Provided data:

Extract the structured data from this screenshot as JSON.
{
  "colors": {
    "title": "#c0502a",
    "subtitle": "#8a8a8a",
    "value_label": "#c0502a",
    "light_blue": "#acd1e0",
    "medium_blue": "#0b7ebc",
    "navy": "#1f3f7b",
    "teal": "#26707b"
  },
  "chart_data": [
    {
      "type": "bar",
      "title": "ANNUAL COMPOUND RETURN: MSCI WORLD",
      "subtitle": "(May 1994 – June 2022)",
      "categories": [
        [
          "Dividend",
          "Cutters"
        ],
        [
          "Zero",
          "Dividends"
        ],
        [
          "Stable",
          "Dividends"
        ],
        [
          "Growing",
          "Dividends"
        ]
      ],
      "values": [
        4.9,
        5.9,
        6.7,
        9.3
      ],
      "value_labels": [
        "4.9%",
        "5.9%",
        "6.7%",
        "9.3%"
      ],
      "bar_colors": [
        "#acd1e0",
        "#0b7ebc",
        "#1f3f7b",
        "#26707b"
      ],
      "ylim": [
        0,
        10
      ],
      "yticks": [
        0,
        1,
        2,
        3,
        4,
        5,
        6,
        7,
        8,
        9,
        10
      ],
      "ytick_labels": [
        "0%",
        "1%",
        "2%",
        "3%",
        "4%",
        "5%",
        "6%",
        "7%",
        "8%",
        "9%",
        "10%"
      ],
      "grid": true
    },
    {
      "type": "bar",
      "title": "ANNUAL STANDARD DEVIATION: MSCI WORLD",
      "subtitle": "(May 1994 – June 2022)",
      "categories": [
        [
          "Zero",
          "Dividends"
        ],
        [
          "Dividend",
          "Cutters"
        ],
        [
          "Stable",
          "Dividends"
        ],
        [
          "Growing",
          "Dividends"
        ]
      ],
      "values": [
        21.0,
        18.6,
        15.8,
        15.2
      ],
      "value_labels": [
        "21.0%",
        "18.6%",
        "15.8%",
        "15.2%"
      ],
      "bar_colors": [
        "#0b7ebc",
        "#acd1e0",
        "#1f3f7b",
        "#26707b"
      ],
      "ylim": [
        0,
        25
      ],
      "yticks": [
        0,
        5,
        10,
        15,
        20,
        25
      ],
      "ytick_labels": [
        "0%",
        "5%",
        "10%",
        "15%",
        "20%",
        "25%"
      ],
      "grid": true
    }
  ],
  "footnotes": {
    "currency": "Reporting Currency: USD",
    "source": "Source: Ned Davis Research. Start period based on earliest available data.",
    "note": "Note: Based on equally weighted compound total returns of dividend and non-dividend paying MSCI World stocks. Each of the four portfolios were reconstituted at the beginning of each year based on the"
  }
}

Written instruction: Select from the material above each line in which the string "based" appears, and list those lines.

Expected answer:
    "source": "Source: Ned Davis Research. Start period based on earliest available data.",
    "note": "Note: Based on equally weighted compound total returns of dividend and non-dividend paying MSCI World stocks. Each of the four portfolios were reconstituted at the beginning of each year based on the"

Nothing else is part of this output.